#### [Try it]
Extend the piece on whether photography counts as fine art, starting right after its last sentence.

#### [Extracted text]
■ ■ ■ ■ ■
I find it quite frustrating in many ways as the inconsistency means that it is very difficult to know how to market work. Is it fine art or is indeed just a decorator item? The funny thing is that in some markets overseas my work is considered art and is held in a few collections. At home because photography is not considered generally a fine art form it isn't and it is very difficult to sell for realistic prices. People will buy a 20x16 here for less than $100 while overseas I can sell for nearly ten times that much.

So is photography art? Well it all very much depends upon whom you talk to.

A quote from Edward Burtynsky in a recent interview with Geoff Manaugh, at Venue:

"I just came back from a conference on the future of photography, where we had an interesting conversation around this. One of the curators of a museum in Switzerland had invited students from any art school, anywhere in the world to submit work to be included in a survey of photography of the new generation. The one thing that was consistent in 1,200 submissions was that not one of the students was showing anything that had to do with spontaneity. Spontaneity was gone completely.
■ ■ ■ ■ ■
#### [Record set]

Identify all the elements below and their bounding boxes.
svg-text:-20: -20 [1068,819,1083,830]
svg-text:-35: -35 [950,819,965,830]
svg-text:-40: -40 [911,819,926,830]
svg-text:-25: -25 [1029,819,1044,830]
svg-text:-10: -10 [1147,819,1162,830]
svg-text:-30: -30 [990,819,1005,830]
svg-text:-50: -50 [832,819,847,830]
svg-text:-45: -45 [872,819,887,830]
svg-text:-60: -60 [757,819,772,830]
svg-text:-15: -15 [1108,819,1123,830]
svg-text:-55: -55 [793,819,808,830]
■ ■ ■ ■ ■
#### [Answer to the problem]
There were no pictures with light coming through the glass on the table or a Robert Frank kind of street photograph or a decisive moment photograph—nothing like that at all. It was all very staged and all very deliberate—not photography as the act of seeing the world or reacting to seeing the world, but rather a photography of crafting things in the studio. We didn’t find one that varied from that, which I thought was fascinating."

The complete interview is here:

Interesting reading. Articulate and well thought out. Kind of like his work.

I come at photography from a different angle I think. I consider myself to be an artist. I have an exhibition record and people have written about my work. One of the things I have come to learn over the years is that, to turn things around, (and yes, over simplify a lot), is that also, often, the photography world doesn't get the art world. When I'm showing work or giving talks or lectures I have noticed that the questions I get asked often split into two areas, why? and how?

The people who want to know why are more interested in the work and the thought process behind the creation of it. The how people want to know camera, lens, paper, printer, ink, is it a silver print etc. These people are much more impressed by technical mastery than by a well realised concept, and are more forgiving of a well printed image that might be conceptually weak than the other group is of visually weaker, but conceptually stronger work.

Whose right here? Technique over ideas, or ideas over technique? Neither I think, but very strong arguments can be made for both sides.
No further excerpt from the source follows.